[Exercise brief] Quote every line of the material beneath this one.

[start of Excerpted records]

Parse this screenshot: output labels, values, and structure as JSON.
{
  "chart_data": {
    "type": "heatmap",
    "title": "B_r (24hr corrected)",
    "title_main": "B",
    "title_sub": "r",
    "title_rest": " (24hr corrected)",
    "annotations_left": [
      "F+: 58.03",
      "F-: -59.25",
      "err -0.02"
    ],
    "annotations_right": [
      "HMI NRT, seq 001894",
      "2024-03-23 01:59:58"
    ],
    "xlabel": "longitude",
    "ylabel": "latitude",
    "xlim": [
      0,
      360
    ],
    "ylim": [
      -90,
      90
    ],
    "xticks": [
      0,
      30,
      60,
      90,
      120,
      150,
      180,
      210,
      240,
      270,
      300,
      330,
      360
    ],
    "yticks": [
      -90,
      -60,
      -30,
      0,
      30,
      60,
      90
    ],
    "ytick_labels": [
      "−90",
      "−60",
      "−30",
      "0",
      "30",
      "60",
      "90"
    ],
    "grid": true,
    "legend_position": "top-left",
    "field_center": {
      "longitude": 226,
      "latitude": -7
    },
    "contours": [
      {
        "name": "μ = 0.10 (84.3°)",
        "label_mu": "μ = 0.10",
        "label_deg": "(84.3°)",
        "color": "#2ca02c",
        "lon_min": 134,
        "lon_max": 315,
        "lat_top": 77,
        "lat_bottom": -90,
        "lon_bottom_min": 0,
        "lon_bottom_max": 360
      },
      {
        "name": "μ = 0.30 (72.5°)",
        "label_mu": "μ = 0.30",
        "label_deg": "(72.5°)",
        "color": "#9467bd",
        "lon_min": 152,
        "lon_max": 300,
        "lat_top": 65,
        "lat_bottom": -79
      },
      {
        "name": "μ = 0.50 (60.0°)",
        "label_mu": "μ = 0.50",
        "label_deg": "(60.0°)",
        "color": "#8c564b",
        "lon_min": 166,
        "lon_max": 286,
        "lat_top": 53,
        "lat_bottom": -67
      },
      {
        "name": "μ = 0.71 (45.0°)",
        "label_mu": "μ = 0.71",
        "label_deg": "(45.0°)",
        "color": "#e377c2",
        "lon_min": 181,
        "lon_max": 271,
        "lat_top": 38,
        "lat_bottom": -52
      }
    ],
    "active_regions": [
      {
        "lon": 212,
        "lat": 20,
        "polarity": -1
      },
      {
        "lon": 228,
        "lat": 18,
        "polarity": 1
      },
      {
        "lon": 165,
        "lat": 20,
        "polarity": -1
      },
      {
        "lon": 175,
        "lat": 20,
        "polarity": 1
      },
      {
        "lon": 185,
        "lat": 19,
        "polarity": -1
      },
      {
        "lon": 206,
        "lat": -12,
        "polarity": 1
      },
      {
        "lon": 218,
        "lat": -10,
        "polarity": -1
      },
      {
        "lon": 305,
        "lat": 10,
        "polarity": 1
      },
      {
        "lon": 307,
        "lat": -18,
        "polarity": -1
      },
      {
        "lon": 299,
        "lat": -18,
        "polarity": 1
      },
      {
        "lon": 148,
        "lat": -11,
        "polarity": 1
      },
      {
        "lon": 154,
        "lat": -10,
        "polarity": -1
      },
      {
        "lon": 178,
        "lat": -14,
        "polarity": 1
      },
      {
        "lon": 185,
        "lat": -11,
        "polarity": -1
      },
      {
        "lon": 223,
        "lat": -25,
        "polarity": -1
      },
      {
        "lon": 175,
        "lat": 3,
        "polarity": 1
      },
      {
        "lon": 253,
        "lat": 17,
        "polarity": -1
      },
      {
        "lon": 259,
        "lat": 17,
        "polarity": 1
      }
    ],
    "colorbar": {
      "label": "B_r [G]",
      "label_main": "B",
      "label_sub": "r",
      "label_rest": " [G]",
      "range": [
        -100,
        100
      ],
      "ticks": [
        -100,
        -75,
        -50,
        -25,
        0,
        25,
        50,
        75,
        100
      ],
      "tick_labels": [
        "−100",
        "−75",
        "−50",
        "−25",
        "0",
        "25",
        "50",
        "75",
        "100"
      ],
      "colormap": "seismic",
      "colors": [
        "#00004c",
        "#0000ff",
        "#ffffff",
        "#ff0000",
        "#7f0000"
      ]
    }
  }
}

[end of Excerpted records]

[Written answer]
Parse this screenshot: output labels, values, and structure as JSON.
{
  "chart_data": {
    "type": "heatmap",
    "title": "B_r (24hr corrected)",
    "title_main": "B",
    "title_sub": "r",
    "title_rest": " (24hr corrected)",
    "annotations_left": [
      "F+: 58.03",
      "F-: -59.25",
      "err -0.02"
    ],
    "annotations_right": [
      "HMI NRT, seq 001894",
      "2024-03-23 01:59:58"
    ],
    "xlabel": "longitude",
    "ylabel": "latitude",
    "xlim": [
      0,
      360
    ],
    "ylim": [
      -90,
      90
    ],
    "xticks": [
      0,
      30,
      60,
      90,
      120,
      150,
      180,
      210,
      240,
      270,
      300,
      330,
      360
    ],
    "yticks": [
      -90,
      -60,
      -30,
      0,
      30,
      60,
      90
    ],
    "ytick_labels": [
      "−90",
      "−60",
      "−30",
      "0",
      "30",
      "60",
      "90"
    ],
    "grid": true,
    "legend_position": "top-left",
    "field_center": {
      "longitude": 226,
      "latitude": -7
    },
    "contours": [
      {
        "name": "μ = 0.10 (84.3°)",
        "label_mu": "μ = 0.10",
        "label_deg": "(84.3°)",
        "color": "#2ca02c",
        "lon_min": 134,
        "lon_max": 315,
        "lat_top": 77,
        "lat_bottom": -90,
        "lon_bottom_min": 0,
        "lon_bottom_max": 360
      },
      {
        "name": "μ = 0.30 (72.5°)",
        "label_mu": "μ = 0.30",
        "label_deg": "(72.5°)",
        "color": "#9467bd",
        "lon_min": 152,
        "lon_max": 300,
        "lat_top": 65,
        "lat_bottom": -79
      },
      {
        "name": "μ = 0.50 (60.0°)",
        "label_mu": "μ = 0.50",
        "label_deg": "(60.0°)",
        "color": "#8c564b",
        "lon_min": 166,
        "lon_max": 286,
        "lat_top": 53,
        "lat_bottom": -67
      },
      {
        "name": "μ = 0.71 (45.0°)",
        "label_mu": "μ = 0.71",
        "label_deg": "(45.0°)",
        "color": "#e377c2",
        "lon_min": 181,
        "lon_max": 271,
        "lat_top": 38,
        "lat_bottom": -52
      }
    ],
    "active_regions": [
      {
        "lon": 212,
        "lat": 20,
        "polarity": -1
      },
      {
        "lon": 228,
        "lat": 18,
        "polarity": 1
      },
      {
        "lon": 165,
        "lat": 20,
        "polarity": -1
      },
      {
        "lon": 175,
        "lat": 20,
        "polarity": 1
      },
      {
        "lon": 185,
        "lat": 19,
        "polarity": -1
      },
      {
        "lon": 206,
        "lat": -12,
        "polarity": 1
      },
      {
        "lon": 218,
        "lat": -10,
        "polarity": -1
      },
      {
        "lon": 305,
        "lat": 10,
        "polarity": 1
      },
      {
        "lon": 307,
        "lat": -18,
        "polarity": -1
      },
      {
        "lon": 299,
        "lat": -18,
        "polarity": 1
      },
      {
        "lon": 148,
        "lat": -11,
        "polarity": 1
      },
      {
        "lon": 154,
        "lat": -10,
        "polarity": -1
      },
      {
        "lon": 178,
        "lat": -14,
        "polarity": 1
      },
      {
        "lon": 185,
        "lat": -11,
        "polarity": -1
      },
      {
        "lon": 223,
        "lat": -25,
        "polarity": -1
      },
      {
        "lon": 175,
        "lat": 3,
        "polarity": 1
      },
      {
        "lon": 253,
        "lat": 17,
        "polarity": -1
      },
      {
        "lon": 259,
        "lat": 17,
        "polarity": 1
      }
    ],
    "colorbar": {
      "label": "B_r [G]",
      "label_main": "B",
      "label_sub": "r",
      "label_rest": " [G]",
      "range": [
        -100,
        100
      ],
      "ticks": [
        -100,
        -75,
        -50,
        -25,
        0,
        25,
        50,
        75,
        100
      ],
      "tick_labels": [
        "−100",
        "−75",
        "−50",
        "−25",
        "0",
        "25",
        "50",
        "75",
        "100"
      ],
      "colormap": "seismic",
      "colors": [
        "#00004c",
        "#0000ff",
        "#ffffff",
        "#ff0000",
        "#7f0000"
      ]
    }
  }
}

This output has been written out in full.